+++ INFORMATION SUPPLIED
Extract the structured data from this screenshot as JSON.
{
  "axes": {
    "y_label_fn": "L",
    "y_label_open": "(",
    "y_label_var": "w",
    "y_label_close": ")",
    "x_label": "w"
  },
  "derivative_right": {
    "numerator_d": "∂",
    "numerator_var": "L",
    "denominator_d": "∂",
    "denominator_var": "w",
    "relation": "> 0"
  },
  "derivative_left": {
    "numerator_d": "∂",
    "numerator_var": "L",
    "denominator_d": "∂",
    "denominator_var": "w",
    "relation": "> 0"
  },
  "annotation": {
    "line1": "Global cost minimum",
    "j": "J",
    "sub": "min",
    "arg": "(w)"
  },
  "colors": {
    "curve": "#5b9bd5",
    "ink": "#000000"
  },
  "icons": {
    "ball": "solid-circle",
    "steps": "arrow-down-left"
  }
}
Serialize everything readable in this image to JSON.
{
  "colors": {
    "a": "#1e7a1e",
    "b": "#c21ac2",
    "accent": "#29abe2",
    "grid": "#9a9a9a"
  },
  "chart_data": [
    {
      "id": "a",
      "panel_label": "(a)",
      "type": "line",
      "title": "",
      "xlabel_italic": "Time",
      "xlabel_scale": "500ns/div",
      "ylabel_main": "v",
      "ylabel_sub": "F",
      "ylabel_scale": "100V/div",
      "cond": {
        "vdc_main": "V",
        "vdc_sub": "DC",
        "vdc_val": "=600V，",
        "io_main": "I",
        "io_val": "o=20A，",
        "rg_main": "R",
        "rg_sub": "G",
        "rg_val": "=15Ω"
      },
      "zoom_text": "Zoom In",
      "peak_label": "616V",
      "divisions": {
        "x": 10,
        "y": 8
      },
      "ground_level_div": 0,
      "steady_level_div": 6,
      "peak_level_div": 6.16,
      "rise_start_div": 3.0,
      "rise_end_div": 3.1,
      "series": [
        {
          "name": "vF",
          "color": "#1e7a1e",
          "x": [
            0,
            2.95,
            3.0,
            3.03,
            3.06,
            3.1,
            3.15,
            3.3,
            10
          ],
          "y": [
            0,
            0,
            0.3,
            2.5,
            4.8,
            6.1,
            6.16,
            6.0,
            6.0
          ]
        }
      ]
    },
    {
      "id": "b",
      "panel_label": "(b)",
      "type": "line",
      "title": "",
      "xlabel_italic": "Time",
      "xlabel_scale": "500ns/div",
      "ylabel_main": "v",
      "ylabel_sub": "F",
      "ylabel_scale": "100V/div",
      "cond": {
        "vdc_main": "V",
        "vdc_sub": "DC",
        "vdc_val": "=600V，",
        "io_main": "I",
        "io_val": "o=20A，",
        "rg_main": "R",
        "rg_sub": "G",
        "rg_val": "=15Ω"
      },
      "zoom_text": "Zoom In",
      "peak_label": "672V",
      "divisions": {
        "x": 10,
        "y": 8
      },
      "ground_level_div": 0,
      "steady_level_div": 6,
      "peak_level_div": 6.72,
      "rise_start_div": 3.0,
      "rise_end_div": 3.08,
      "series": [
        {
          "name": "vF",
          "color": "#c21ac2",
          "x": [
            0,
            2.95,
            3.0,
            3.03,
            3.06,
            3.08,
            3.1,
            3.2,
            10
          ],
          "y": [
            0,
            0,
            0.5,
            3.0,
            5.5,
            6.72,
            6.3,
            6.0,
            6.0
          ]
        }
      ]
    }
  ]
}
++++++
§ **SET PROBLEM**
Retype the listing. Match it exactly.

§ **COMPLETED TASK**
Extract the structured data from this screenshot as JSON.
{
  "axes": {
    "y_label_fn": "L",
    "y_label_open": "(",
    "y_label_var": "w",
    "y_label_close": ")",
    "x_label": "w"
  },
  "derivative_right": {
    "numerator_d": "∂",
    "numerator_var": "L",
    "denominator_d": "∂",
    "denominator_var": "w",
    "relation": "> 0"
  },
  "derivative_left": {
    "numerator_d": "∂",
    "numerator_var": "L",
    "denominator_d": "∂",
    "denominator_var": "w",
    "relation": "> 0"
  },
  "annotation": {
    "line1": "Global cost minimum",
    "j": "J",
    "sub": "min",
    "arg": "(w)"
  },
  "colors": {
    "curve": "#5b9bd5",
    "ink": "#000000"
  },
  "icons": {
    "ball": "solid-circle",
    "steps": "arrow-down-left"
  }
}
Serialize everything readable in this image to JSON.
{
  "colors": {
    "a": "#1e7a1e",
    "b": "#c21ac2",
    "accent": "#29abe2",
    "grid": "#9a9a9a"
  },
  "chart_data": [
    {
      "id": "a",
      "panel_label": "(a)",
      "type": "line",
      "title": "",
      "xlabel_italic": "Time",
      "xlabel_scale": "500ns/div",
      "ylabel_main": "v",
      "ylabel_sub": "F",
      "ylabel_scale": "100V/div",
      "cond": {
        "vdc_main": "V",
        "vdc_sub": "DC",
        "vdc_val": "=600V，",
        "io_main": "I",
        "io_val": "o=20A，",
        "rg_main": "R",
        "rg_sub": "G",
        "rg_val": "=15Ω"
      },
      "zoom_text": "Zoom In",
      "peak_label": "616V",
      "divisions": {
        "x": 10,
        "y": 8
      },
      "ground_level_div": 0,
      "steady_level_div": 6,
      "peak_level_div": 6.16,
      "rise_start_div": 3.0,
      "rise_end_div": 3.1,
      "series": [
        {
          "name": "vF",
          "color": "#1e7a1e",
          "x": [
            0,
            2.95,
            3.0,
            3.03,
            3.06,
            3.1,
            3.15,
            3.3,
            10
          ],
          "y": [
            0,
            0,
            0.3,
            2.5,
            4.8,
            6.1,
            6.16,
            6.0,
            6.0
          ]
        }
      ]
    },
    {
      "id": "b",
      "panel_label": "(b)",
      "type": "line",
      "title": "",
      "xlabel_italic": "Time",
      "xlabel_scale": "500ns/div",
      "ylabel_main": "v",
      "ylabel_sub": "F",
      "ylabel_scale": "100V/div",
      "cond": {
        "vdc_main": "V",
        "vdc_sub": "DC",
        "vdc_val": "=600V，",
        "io_main": "I",
        "io_val": "o=20A，",
        "rg_main": "R",
        "rg_sub": "G",
        "rg_val": "=15Ω"
      },
      "zoom_text": "Zoom In",
      "peak_label": "672V",
      "divisions": {
        "x": 10,
        "y": 8
      },
      "ground_level_div": 0,
      "steady_level_div": 6,
      "peak_level_div": 6.72,
      "rise_start_div": 3.0,
      "rise_end_div": 3.08,
      "series": [
        {
          "name": "vF",
          "color": "#c21ac2",
          "x": [
            0,
            2.95,
            3.0,
            3.03,
            3.06,
            3.08,
            3.1,
            3.2,
            10
          ],
          "y": [
            0,
            0,
            0.5,
            3.0,
            5.5,
            6.72,
            6.3,
            6.0,
            6.0
          ]
        }
      ]
    }
  ]
}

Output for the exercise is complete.